__Your objective__
Review the material and extract every line in which the word "does" occurs.

Extracted data entries:
----------------

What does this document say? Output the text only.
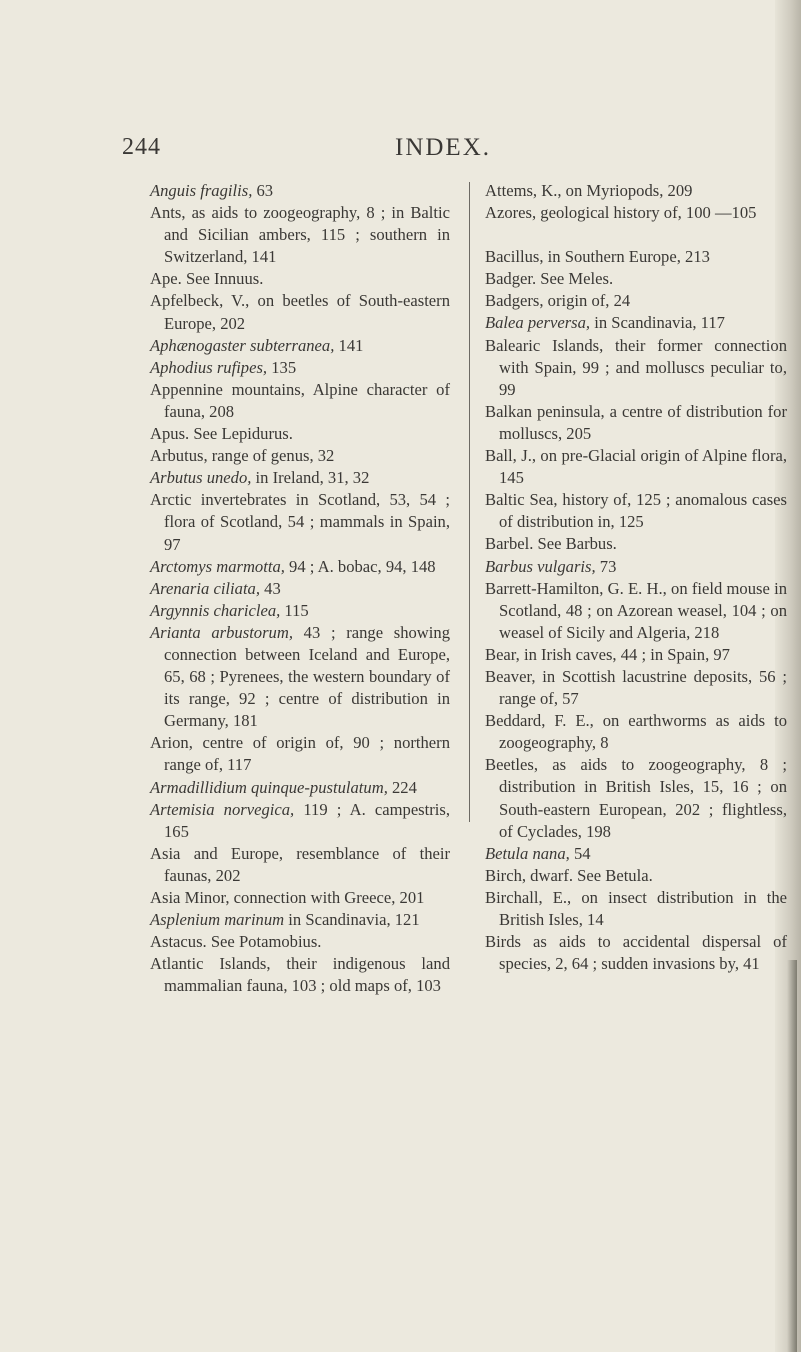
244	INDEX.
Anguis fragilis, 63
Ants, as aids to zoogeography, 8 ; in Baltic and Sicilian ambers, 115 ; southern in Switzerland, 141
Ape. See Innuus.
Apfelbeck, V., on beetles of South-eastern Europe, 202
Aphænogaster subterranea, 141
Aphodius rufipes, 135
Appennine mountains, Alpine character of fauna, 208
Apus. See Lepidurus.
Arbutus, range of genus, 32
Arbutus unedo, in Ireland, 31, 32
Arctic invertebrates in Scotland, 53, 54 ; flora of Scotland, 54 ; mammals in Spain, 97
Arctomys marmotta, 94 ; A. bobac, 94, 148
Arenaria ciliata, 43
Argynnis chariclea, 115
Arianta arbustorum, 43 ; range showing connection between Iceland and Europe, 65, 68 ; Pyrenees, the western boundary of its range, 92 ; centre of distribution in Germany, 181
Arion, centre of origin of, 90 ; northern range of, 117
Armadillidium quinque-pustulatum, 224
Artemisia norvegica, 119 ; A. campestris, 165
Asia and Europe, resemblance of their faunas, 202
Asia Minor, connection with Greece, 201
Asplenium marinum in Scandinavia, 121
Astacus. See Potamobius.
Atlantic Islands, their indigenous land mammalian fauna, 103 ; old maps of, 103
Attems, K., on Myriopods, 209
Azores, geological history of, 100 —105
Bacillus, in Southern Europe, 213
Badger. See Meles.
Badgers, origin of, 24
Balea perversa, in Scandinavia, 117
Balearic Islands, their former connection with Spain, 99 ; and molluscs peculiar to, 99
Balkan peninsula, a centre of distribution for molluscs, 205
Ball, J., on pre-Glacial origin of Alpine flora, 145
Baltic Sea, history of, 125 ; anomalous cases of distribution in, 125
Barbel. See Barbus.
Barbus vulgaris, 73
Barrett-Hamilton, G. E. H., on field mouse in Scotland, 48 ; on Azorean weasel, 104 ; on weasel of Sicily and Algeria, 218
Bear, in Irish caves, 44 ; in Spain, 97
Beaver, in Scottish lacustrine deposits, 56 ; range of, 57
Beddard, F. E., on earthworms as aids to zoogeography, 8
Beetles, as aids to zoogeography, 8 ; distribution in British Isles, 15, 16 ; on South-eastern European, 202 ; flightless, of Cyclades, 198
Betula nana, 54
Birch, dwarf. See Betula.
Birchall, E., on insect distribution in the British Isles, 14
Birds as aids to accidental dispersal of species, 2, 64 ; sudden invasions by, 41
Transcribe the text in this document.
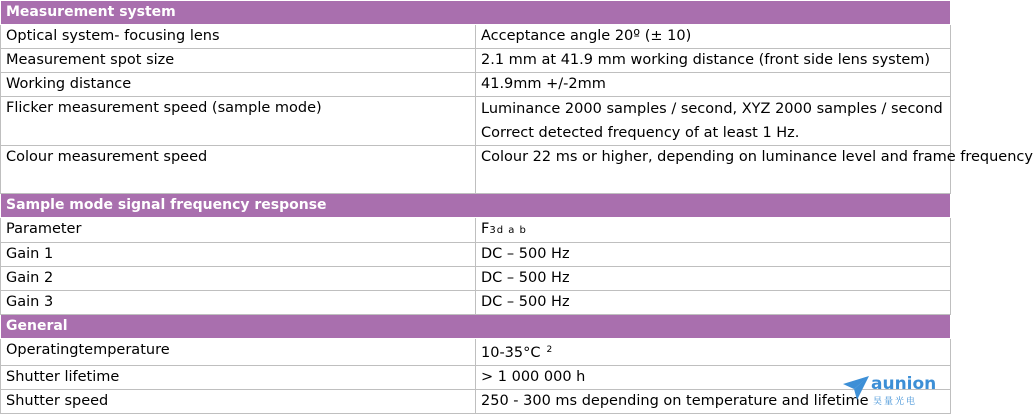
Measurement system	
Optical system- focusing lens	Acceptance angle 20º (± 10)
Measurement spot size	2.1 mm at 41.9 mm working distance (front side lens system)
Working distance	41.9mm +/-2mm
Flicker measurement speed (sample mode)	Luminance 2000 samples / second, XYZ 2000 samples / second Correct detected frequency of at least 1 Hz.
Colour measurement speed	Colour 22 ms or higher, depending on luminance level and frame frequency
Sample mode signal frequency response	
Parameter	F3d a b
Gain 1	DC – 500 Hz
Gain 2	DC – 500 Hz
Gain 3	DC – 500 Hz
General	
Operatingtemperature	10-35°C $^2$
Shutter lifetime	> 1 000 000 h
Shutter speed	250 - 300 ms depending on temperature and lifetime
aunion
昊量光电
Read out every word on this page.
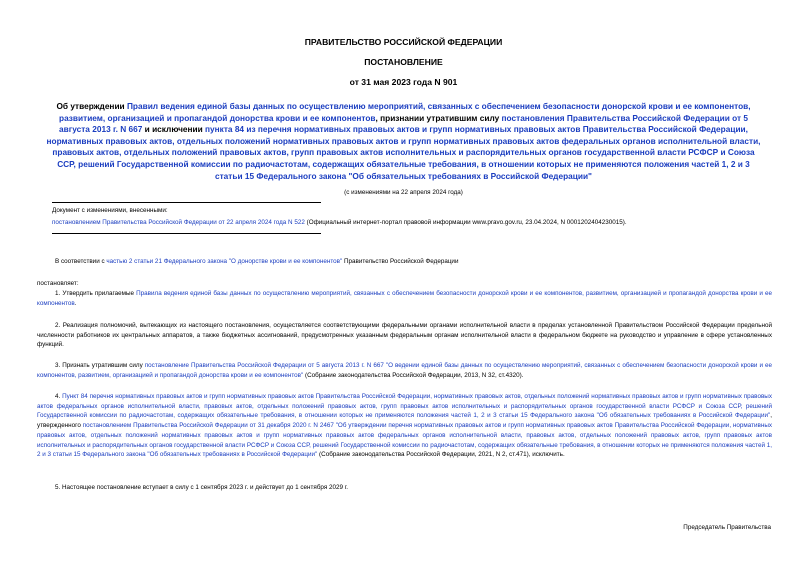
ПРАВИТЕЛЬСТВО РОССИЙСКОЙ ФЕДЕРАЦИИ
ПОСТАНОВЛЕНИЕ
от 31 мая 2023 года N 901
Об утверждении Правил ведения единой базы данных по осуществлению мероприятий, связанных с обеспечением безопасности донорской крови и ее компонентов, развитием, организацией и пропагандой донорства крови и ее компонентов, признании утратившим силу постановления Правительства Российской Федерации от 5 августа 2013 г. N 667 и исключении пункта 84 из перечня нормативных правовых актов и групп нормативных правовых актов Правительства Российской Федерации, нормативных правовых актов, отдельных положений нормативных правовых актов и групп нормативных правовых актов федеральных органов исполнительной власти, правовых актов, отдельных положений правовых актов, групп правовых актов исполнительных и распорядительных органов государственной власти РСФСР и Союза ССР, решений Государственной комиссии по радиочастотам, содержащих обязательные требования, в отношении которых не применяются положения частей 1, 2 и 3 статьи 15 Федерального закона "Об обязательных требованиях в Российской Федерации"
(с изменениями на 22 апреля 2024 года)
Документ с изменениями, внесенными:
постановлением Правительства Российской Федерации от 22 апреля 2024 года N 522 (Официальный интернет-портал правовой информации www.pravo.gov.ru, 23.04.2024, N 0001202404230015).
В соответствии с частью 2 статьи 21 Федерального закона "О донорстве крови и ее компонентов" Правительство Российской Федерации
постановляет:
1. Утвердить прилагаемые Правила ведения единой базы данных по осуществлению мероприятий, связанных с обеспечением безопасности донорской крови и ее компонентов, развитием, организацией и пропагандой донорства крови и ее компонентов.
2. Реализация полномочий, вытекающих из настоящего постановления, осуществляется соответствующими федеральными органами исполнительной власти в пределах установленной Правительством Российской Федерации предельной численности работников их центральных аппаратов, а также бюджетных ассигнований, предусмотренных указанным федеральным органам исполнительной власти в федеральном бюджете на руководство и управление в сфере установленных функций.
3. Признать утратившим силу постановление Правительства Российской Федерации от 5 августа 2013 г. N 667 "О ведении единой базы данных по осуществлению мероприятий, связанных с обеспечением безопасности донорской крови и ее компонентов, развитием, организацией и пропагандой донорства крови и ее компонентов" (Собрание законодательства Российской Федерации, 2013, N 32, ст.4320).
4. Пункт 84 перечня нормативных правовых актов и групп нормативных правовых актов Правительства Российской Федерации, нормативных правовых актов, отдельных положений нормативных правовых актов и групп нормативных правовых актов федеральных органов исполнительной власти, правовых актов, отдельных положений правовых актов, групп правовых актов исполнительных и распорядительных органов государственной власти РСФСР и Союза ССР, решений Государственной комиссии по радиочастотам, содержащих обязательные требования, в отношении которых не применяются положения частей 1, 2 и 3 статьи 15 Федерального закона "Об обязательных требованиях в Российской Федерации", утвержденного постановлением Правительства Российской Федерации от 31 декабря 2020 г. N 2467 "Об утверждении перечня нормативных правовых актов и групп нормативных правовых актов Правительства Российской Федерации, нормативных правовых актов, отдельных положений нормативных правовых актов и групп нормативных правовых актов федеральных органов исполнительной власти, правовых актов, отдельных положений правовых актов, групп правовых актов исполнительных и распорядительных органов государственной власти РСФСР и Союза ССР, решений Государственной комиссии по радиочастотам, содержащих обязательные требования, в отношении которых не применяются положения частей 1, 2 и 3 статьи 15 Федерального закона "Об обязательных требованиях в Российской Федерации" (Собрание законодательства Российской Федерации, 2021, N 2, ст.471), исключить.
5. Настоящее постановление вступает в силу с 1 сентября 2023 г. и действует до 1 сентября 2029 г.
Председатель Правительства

----------------

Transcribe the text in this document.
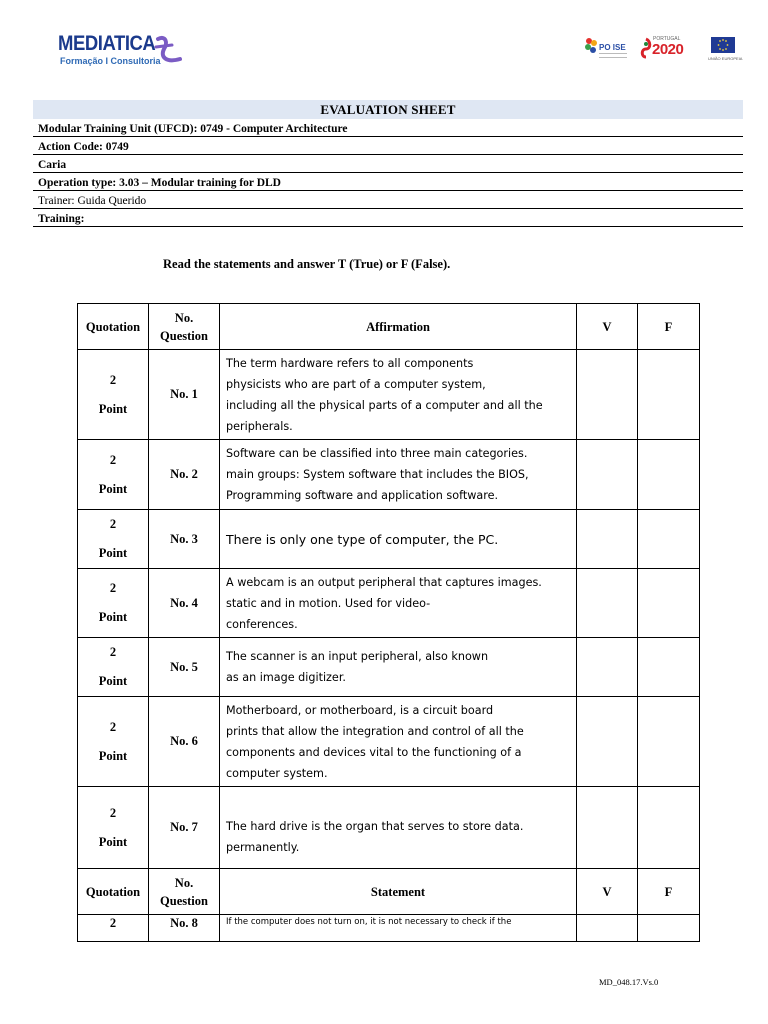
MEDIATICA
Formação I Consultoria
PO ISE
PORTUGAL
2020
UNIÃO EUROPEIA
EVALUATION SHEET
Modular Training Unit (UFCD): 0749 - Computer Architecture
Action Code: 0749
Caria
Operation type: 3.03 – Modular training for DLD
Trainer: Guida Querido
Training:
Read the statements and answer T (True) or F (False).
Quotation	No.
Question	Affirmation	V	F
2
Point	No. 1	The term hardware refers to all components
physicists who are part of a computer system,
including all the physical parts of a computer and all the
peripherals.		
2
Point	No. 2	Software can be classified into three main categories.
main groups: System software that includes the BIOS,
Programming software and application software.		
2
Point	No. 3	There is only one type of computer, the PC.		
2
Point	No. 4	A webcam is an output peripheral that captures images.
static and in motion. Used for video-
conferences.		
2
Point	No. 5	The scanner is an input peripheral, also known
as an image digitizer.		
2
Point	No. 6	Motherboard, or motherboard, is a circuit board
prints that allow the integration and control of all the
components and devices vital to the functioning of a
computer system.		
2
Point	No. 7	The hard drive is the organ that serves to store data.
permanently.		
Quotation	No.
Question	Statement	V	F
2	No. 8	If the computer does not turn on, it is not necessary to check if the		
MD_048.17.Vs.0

----------------

__Task solution__
What does this document say? Output the text only.
2	No. 8	If the computer does not turn on, it is not necessary to check if the		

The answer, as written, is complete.